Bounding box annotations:
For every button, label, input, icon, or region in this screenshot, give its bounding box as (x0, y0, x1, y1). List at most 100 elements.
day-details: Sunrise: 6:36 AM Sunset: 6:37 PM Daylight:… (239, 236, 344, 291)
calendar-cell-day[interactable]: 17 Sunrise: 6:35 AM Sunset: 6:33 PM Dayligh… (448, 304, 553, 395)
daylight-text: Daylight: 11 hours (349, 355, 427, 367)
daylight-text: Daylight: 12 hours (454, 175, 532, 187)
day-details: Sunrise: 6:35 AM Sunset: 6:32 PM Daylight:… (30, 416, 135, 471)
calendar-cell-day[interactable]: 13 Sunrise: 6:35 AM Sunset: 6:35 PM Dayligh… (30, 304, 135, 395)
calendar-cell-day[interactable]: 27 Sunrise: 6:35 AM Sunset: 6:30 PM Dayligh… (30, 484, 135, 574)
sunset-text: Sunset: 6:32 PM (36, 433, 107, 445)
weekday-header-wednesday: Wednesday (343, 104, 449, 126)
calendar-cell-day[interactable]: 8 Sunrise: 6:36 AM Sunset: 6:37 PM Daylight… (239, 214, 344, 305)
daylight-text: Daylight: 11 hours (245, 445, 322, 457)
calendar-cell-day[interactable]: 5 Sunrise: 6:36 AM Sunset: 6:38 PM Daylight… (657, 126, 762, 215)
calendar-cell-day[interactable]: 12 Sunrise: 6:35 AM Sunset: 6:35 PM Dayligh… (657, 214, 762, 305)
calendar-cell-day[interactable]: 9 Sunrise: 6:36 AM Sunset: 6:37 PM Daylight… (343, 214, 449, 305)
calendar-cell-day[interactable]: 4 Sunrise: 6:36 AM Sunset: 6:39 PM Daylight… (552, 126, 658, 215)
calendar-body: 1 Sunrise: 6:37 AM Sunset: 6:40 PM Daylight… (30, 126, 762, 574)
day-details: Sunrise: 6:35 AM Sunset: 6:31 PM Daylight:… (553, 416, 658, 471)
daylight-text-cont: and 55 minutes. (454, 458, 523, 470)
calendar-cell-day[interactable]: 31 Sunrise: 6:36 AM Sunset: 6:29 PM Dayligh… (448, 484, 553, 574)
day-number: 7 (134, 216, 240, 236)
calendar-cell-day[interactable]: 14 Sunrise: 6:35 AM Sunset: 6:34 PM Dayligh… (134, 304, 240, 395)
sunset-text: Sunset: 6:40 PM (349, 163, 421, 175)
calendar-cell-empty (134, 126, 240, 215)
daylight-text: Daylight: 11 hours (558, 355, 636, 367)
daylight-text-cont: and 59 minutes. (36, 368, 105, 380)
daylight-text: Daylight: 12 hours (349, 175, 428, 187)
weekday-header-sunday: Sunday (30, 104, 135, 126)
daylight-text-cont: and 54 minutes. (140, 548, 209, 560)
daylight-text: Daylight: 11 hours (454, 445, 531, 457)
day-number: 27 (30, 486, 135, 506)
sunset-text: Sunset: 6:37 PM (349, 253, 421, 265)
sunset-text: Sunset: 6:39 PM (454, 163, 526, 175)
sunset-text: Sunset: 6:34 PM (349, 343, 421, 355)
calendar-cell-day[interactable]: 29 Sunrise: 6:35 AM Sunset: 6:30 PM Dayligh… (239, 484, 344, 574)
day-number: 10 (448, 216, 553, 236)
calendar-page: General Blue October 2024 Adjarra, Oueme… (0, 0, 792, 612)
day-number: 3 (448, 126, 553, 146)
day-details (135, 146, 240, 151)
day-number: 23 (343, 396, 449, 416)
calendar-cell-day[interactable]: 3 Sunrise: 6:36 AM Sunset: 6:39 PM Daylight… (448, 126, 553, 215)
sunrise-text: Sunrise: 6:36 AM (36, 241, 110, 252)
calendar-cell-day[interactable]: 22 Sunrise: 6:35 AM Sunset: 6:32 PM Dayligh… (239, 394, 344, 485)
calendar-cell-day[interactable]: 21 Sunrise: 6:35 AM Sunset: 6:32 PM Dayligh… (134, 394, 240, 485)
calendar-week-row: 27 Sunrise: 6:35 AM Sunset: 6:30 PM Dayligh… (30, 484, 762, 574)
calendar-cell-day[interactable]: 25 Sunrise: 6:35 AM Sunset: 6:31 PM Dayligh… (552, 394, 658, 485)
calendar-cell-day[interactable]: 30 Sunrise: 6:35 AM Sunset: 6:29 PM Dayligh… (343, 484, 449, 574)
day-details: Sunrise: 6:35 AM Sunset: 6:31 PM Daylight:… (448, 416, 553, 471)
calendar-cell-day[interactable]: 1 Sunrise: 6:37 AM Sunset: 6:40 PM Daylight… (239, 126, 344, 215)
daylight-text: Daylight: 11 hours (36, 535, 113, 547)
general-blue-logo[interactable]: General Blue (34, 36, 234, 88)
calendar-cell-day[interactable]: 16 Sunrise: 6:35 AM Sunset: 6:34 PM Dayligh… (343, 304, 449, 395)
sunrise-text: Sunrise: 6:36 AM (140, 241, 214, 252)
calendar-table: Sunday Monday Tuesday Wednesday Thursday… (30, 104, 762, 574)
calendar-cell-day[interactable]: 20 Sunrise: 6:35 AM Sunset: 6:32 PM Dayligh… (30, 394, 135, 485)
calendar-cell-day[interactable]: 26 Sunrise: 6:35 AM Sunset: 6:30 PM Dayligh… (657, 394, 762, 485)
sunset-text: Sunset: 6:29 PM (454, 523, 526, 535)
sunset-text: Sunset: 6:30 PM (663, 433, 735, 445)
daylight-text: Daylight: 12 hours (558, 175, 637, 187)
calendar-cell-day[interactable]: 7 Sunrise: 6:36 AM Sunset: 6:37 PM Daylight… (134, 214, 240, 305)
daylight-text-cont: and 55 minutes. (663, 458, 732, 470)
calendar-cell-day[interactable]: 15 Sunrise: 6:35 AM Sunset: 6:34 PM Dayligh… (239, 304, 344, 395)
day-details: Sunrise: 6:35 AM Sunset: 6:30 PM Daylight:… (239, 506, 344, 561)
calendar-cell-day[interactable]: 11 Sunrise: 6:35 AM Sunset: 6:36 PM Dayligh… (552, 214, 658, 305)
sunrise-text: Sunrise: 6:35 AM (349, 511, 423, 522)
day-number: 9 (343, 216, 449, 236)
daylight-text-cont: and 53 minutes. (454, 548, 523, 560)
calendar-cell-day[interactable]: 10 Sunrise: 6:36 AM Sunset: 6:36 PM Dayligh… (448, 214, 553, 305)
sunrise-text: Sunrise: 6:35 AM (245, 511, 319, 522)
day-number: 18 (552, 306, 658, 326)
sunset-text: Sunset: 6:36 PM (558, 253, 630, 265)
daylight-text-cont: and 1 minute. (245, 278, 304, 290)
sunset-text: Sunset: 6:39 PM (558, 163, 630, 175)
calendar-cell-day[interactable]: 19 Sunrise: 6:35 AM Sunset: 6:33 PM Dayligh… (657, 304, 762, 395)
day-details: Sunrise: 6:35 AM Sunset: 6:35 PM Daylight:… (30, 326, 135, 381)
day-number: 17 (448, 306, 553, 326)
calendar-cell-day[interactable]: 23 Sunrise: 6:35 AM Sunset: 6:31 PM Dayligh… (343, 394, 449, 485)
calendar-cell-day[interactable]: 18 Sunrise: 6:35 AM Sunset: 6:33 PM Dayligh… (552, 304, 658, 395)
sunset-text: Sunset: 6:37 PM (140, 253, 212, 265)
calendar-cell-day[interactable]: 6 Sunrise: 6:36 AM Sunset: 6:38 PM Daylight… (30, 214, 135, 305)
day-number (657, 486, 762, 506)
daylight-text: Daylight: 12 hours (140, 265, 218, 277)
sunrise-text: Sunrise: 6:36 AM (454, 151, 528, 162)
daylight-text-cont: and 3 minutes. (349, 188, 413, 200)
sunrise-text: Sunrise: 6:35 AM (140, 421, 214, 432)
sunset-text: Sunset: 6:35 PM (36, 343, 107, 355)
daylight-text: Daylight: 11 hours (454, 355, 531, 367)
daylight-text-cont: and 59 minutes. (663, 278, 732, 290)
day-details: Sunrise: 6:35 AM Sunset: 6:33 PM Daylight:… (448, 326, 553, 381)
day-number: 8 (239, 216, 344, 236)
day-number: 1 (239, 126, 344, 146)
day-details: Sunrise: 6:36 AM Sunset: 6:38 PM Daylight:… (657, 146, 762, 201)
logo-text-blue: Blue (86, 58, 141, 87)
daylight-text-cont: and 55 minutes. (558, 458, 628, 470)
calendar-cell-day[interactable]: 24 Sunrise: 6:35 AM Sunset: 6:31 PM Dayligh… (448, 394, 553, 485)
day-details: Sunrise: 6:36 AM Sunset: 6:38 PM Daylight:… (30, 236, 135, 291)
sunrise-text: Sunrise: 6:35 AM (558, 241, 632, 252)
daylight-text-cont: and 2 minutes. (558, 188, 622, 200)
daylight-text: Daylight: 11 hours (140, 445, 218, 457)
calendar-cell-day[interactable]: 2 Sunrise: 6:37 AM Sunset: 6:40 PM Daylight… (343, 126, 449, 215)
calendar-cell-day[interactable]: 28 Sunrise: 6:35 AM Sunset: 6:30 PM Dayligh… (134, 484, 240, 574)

#### Written request:
Extract the data from its first line through the line containing "weekday-header-sunday: Sunday (30, 104, 135, 126)", inclusive, and reproduce each line without any change.

#### The answer:
For every button, label, input, icon, or region in this screenshot, give its bounding box as (x0, y0, x1, y1). List at most 100 elements.
day-details: Sunrise: 6:36 AM Sunset: 6:37 PM Daylight:… (239, 236, 344, 291)
calendar-cell-day[interactable]: 17 Sunrise: 6:35 AM Sunset: 6:33 PM Dayligh… (448, 304, 553, 395)
daylight-text: Daylight: 11 hours (349, 355, 427, 367)
daylight-text: Daylight: 12 hours (454, 175, 532, 187)
day-details: Sunrise: 6:35 AM Sunset: 6:32 PM Daylight:… (30, 416, 135, 471)
calendar-cell-day[interactable]: 13 Sunrise: 6:35 AM Sunset: 6:35 PM Dayligh… (30, 304, 135, 395)
calendar-cell-day[interactable]: 27 Sunrise: 6:35 AM Sunset: 6:30 PM Dayligh… (30, 484, 135, 574)
sunset-text: Sunset: 6:32 PM (36, 433, 107, 445)
weekday-header-wednesday: Wednesday (343, 104, 449, 126)
calendar-cell-day[interactable]: 8 Sunrise: 6:36 AM Sunset: 6:37 PM Daylight… (239, 214, 344, 305)
daylight-text: Daylight: 11 hours (245, 445, 322, 457)
calendar-cell-day[interactable]: 5 Sunrise: 6:36 AM Sunset: 6:38 PM Daylight… (657, 126, 762, 215)
calendar-cell-day[interactable]: 12 Sunrise: 6:35 AM Sunset: 6:35 PM Dayligh… (657, 214, 762, 305)
calendar-cell-day[interactable]: 9 Sunrise: 6:36 AM Sunset: 6:37 PM Daylight… (343, 214, 449, 305)
calendar-cell-day[interactable]: 4 Sunrise: 6:36 AM Sunset: 6:39 PM Daylight… (552, 126, 658, 215)
calendar-body: 1 Sunrise: 6:37 AM Sunset: 6:40 PM Daylight… (30, 126, 762, 574)
day-details: Sunrise: 6:35 AM Sunset: 6:31 PM Daylight:… (553, 416, 658, 471)
daylight-text-cont: and 55 minutes. (454, 458, 523, 470)
calendar-cell-day[interactable]: 31 Sunrise: 6:36 AM Sunset: 6:29 PM Dayligh… (448, 484, 553, 574)
day-number: 7 (134, 216, 240, 236)
calendar-cell-day[interactable]: 14 Sunrise: 6:35 AM Sunset: 6:34 PM Dayligh… (134, 304, 240, 395)
sunset-text: Sunset: 6:40 PM (349, 163, 421, 175)
calendar-cell-empty (134, 126, 240, 215)
daylight-text: Daylight: 11 hours (558, 355, 636, 367)
daylight-text-cont: and 59 minutes. (36, 368, 105, 380)
daylight-text: Daylight: 12 hours (349, 175, 428, 187)
weekday-header-sunday: Sunday (30, 104, 135, 126)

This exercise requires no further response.